#### To do
Can you copy out the data exactly? Leave the images out.
+++ Records for this exercise
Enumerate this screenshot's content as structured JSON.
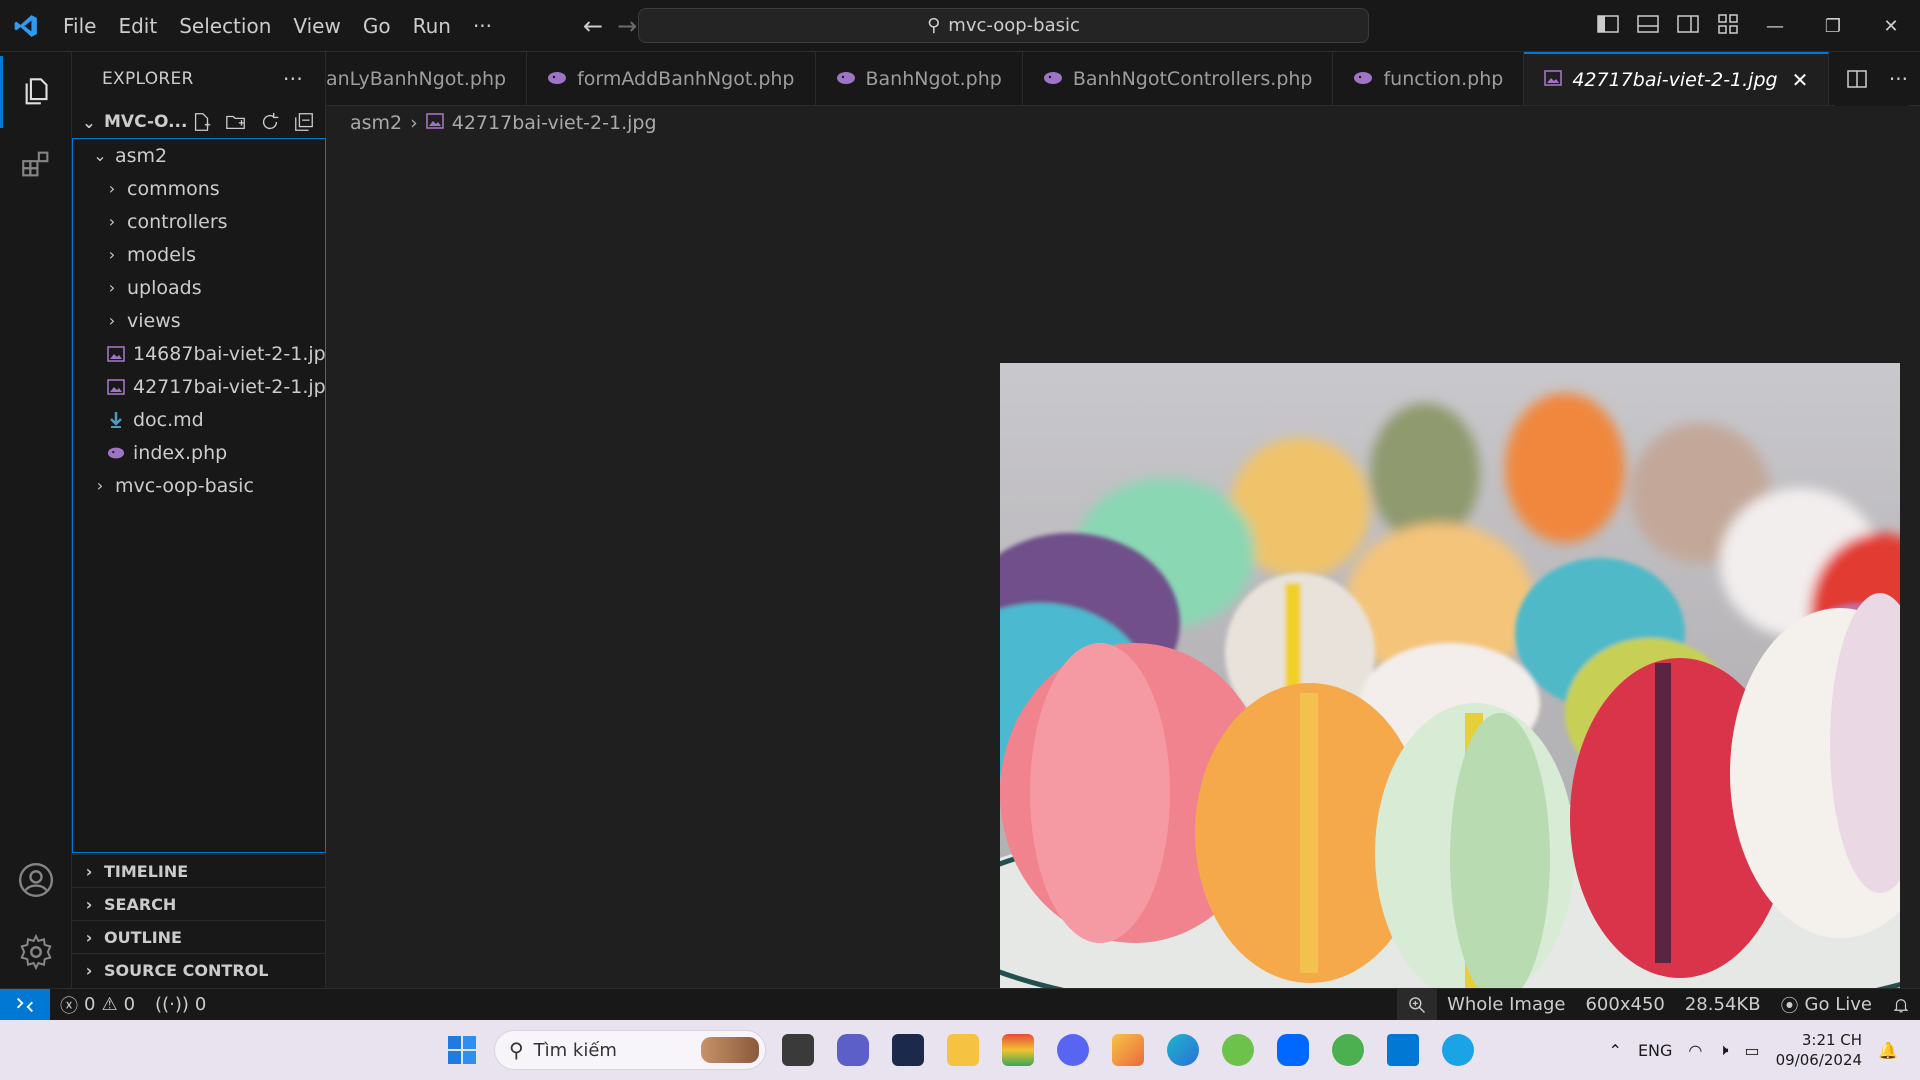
{
  "titlebar": {
    "menus": [
      "File",
      "Edit",
      "Selection",
      "View",
      "Go",
      "Run",
      "···"
    ],
    "command_center": "mvc-oop-basic"
  },
  "sidebar": {
    "title": "EXPLORER",
    "more": "···",
    "folder": "MVC-O...",
    "tree": [
      {
        "label": "asm2",
        "type": "folder-open",
        "indent": 1
      },
      {
        "label": "commons",
        "type": "folder",
        "indent": 2
      },
      {
        "label": "controllers",
        "type": "folder",
        "indent": 2
      },
      {
        "label": "models",
        "type": "folder",
        "indent": 2
      },
      {
        "label": "uploads",
        "type": "folder",
        "indent": 2
      },
      {
        "label": "views",
        "type": "folder",
        "indent": 2
      },
      {
        "label": "14687bai-viet-2-1.jpg",
        "type": "image",
        "indent": 2
      },
      {
        "label": "42717bai-viet-2-1.jpg",
        "type": "image",
        "indent": 2
      },
      {
        "label": "doc.md",
        "type": "markdown",
        "indent": 2
      },
      {
        "label": "index.php",
        "type": "php",
        "indent": 2
      },
      {
        "label": "mvc-oop-basic",
        "type": "folder",
        "indent": 1
      }
    ],
    "sections": [
      "TIMELINE",
      "SEARCH",
      "OUTLINE",
      "SOURCE CONTROL"
    ]
  },
  "tabs": [
    {
      "label": "anLyBanhNgot.php",
      "icon": "php-icon",
      "active": false,
      "partial": true
    },
    {
      "label": "formAddBanhNgot.php",
      "icon": "php-icon",
      "active": false
    },
    {
      "label": "BanhNgot.php",
      "icon": "php-icon",
      "active": false
    },
    {
      "label": "BanhNgotControllers.php",
      "icon": "php-icon",
      "active": false
    },
    {
      "label": "function.php",
      "icon": "php-icon",
      "active": false
    },
    {
      "label": "42717bai-viet-2-1.jpg",
      "icon": "image-icon",
      "active": true
    }
  ],
  "breadcrumb": {
    "folder": "asm2",
    "file": "42717bai-viet-2-1.jpg"
  },
  "statusbar": {
    "errors": "0",
    "warnings": "0",
    "ports": "0",
    "zoom_mode": "Whole Image",
    "dimensions": "600x450",
    "file_size": "28.54KB",
    "go_live": "Go Live"
  },
  "taskbar": {
    "search_placeholder": "Tìm kiếm",
    "language": "ENG",
    "time": "3:21 CH",
    "date": "09/06/2024"
  },
  "colors": {
    "accent": "#0078d4",
    "php_icon": "#a074c4",
    "image_icon": "#a074c4"
  }
}
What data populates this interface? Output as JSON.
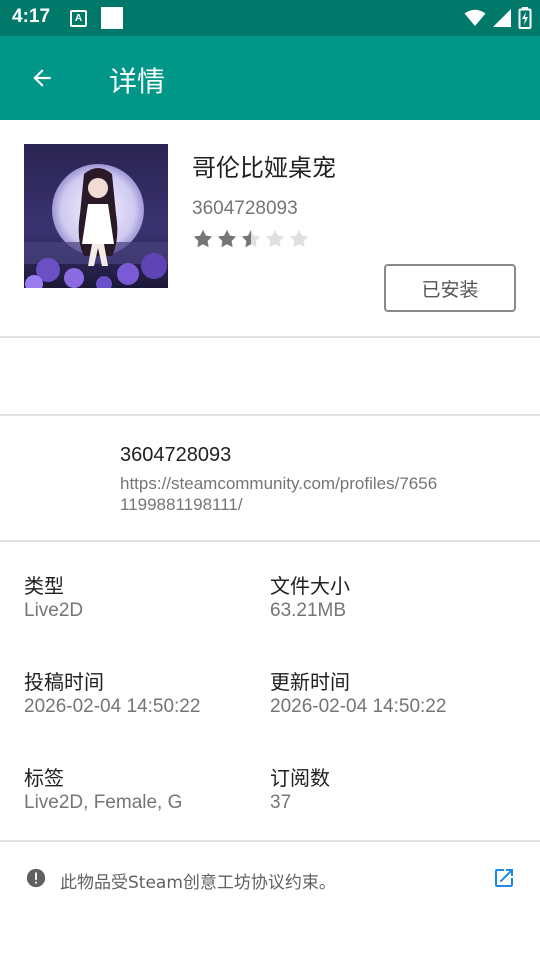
{
  "status_bar": {
    "time": "4:17",
    "notification_icon_letter": "A",
    "icons": [
      "wifi-icon",
      "signal-icon",
      "battery-charging-icon"
    ]
  },
  "app_bar": {
    "title": "详情",
    "back_icon": "arrow-back-icon"
  },
  "item": {
    "title": "哥伦比娅桌宠",
    "id": "3604728093",
    "rating": 2.5,
    "rating_max": 5,
    "action_label": "已安装"
  },
  "author": {
    "name": "3604728093",
    "url": "https://steamcommunity.com/profiles/76561199881198111/"
  },
  "info": {
    "type_label": "类型",
    "type_value": "Live2D",
    "size_label": "文件大小",
    "size_value": "63.21MB",
    "posted_label": "投稿时间",
    "posted_value": "2026-02-04 14:50:22",
    "updated_label": "更新时间",
    "updated_value": "2026-02-04 14:50:22",
    "tags_label": "标签",
    "tags_value": "Live2D, Female, G",
    "subscriptions_label": "订阅数",
    "subscriptions_value": "37"
  },
  "notice": {
    "text": "此物品受Steam创意工坊协议约束。",
    "icon": "alert-circle-icon",
    "link_icon": "open-in-new-icon"
  },
  "colors": {
    "status_bar": "#00796b",
    "app_bar": "#009688",
    "link_accent": "#1e88e5",
    "star_filled": "#757575",
    "star_empty": "#e0e0e0"
  }
}
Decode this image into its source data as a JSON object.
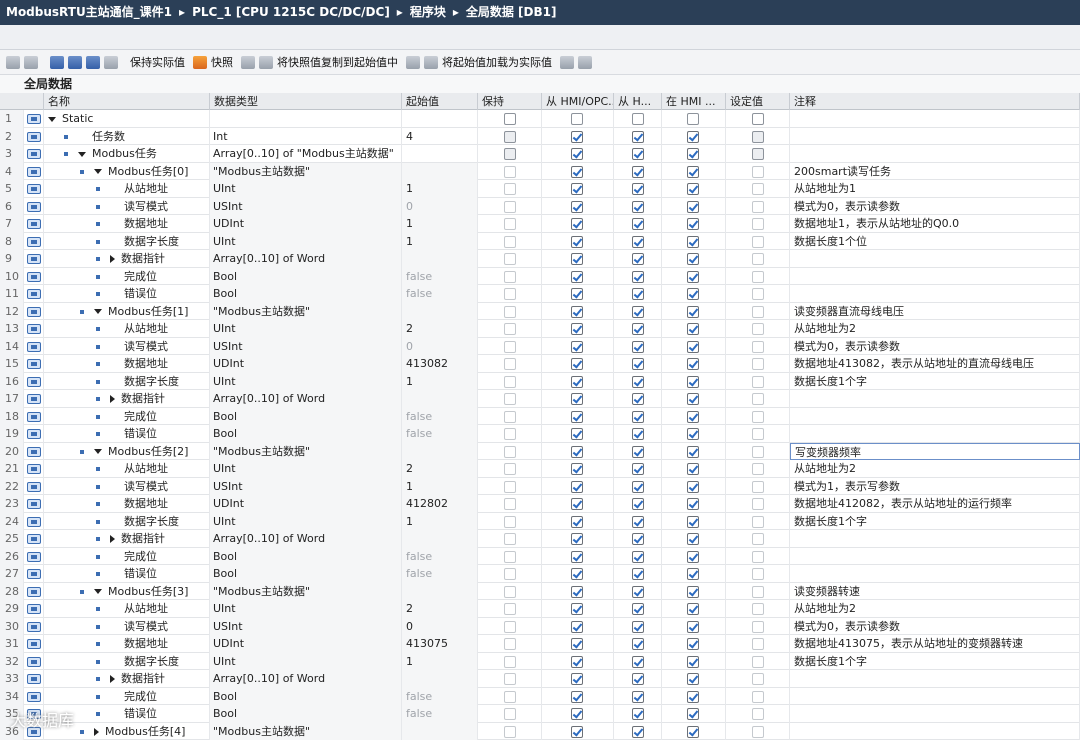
++++++
#### Answer to this task
Enumerate this screenshot's content as structured JSON.
{
  "titlebar": {
    "menus": [
      "File",
      "Edit",
      "Selection",
      "View",
      "Go",
      "Run",
      "···"
    ],
    "command_center": "mvc-oop-basic"
  },
  "sidebar": {
    "title": "EXPLORER",
    "more": "···",
    "folder": "MVC-O...",
    "tree": [
      {
        "label": "asm2",
        "type": "folder-open",
        "indent": 1
      },
      {
        "label": "commons",
        "type": "folder",
        "indent": 2
      },
      {
        "label": "controllers",
        "type": "folder",
        "indent": 2
      },
      {
        "label": "models",
        "type": "folder",
        "indent": 2
      },
      {
        "label": "uploads",
        "type": "folder",
        "indent": 2
      },
      {
        "label": "views",
        "type": "folder",
        "indent": 2
      },
      {
        "label": "14687bai-viet-2-1.jpg",
        "type": "image",
        "indent": 2
      },
      {
        "label": "42717bai-viet-2-1.jpg",
        "type": "image",
        "indent": 2
      },
      {
        "label": "doc.md",
        "type": "markdown",
        "indent": 2
      },
      {
        "label": "index.php",
        "type": "php",
        "indent": 2
      },
      {
        "label": "mvc-oop-basic",
        "type": "folder",
        "indent": 1
      }
    ],
    "sections": [
      "TIMELINE",
      "SEARCH",
      "OUTLINE",
      "SOURCE CONTROL"
    ]
  },
  "tabs": [
    {
      "label": "anLyBanhNgot.php",
      "icon": "php-icon",
      "active": false,
      "partial": true
    },
    {
      "label": "formAddBanhNgot.php",
      "icon": "php-icon",
      "active": false
    },
    {
      "label": "BanhNgot.php",
      "icon": "php-icon",
      "active": false
    },
    {
      "label": "BanhNgotControllers.php",
      "icon": "php-icon",
      "active": false
    },
    {
      "label": "function.php",
      "icon": "php-icon",
      "active": false
    },
    {
      "label": "42717bai-viet-2-1.jpg",
      "icon": "image-icon",
      "active": true
    }
  ],
  "breadcrumb": {
    "folder": "asm2",
    "file": "42717bai-viet-2-1.jpg"
  },
  "statusbar": {
    "errors": "0",
    "warnings": "0",
    "ports": "0",
    "zoom_mode": "Whole Image",
    "dimensions": "600x450",
    "file_size": "28.54KB",
    "go_live": "Go Live"
  },
  "taskbar": {
    "search_placeholder": "Tìm kiếm",
    "language": "ENG",
    "time": "3:21 CH",
    "date": "09/06/2024"
  },
  "colors": {
    "accent": "#0078d4",
    "php_icon": "#a074c4",
    "image_icon": "#a074c4"
  }
}
What data populates this interface? Output as JSON.
{
  "status_bar": {
    "time": "4:17",
    "notification_icon_letter": "A",
    "icons": [
      "wifi-icon",
      "signal-icon",
      "battery-charging-icon"
    ]
  },
  "app_bar": {
    "title": "详情",
    "back_icon": "arrow-back-icon"
  },
  "item": {
    "title": "哥伦比娅桌宠",
    "id": "3604728093",
    "rating": 2.5,
    "rating_max": 5,
    "action_label": "已安装"
  },
  "author": {
    "name": "3604728093",
    "url": "https://steamcommunity.com/profiles/76561199881198111/"
  },
  "info": {
    "type_label": "类型",
    "type_value": "Live2D",
    "size_label": "文件大小",
    "size_value": "63.21MB",
    "posted_label": "投稿时间",
    "posted_value": "2026-02-04 14:50:22",
    "updated_label": "更新时间",
    "updated_value": "2026-02-04 14:50:22",
    "tags_label": "标签",
    "tags_value": "Live2D, Female, G",
    "subscriptions_label": "订阅数",
    "subscriptions_value": "37"
  },
  "notice": {
    "text": "此物品受Steam创意工坊协议约束。",
    "icon": "alert-circle-icon",
    "link_icon": "open-in-new-icon"
  },
  "colors": {
    "status_bar": "#00796b",
    "app_bar": "#009688",
    "link_accent": "#1e88e5",
    "star_filled": "#757575",
    "star_empty": "#e0e0e0"
  }
}
Decode this image into its source data as a JSON object.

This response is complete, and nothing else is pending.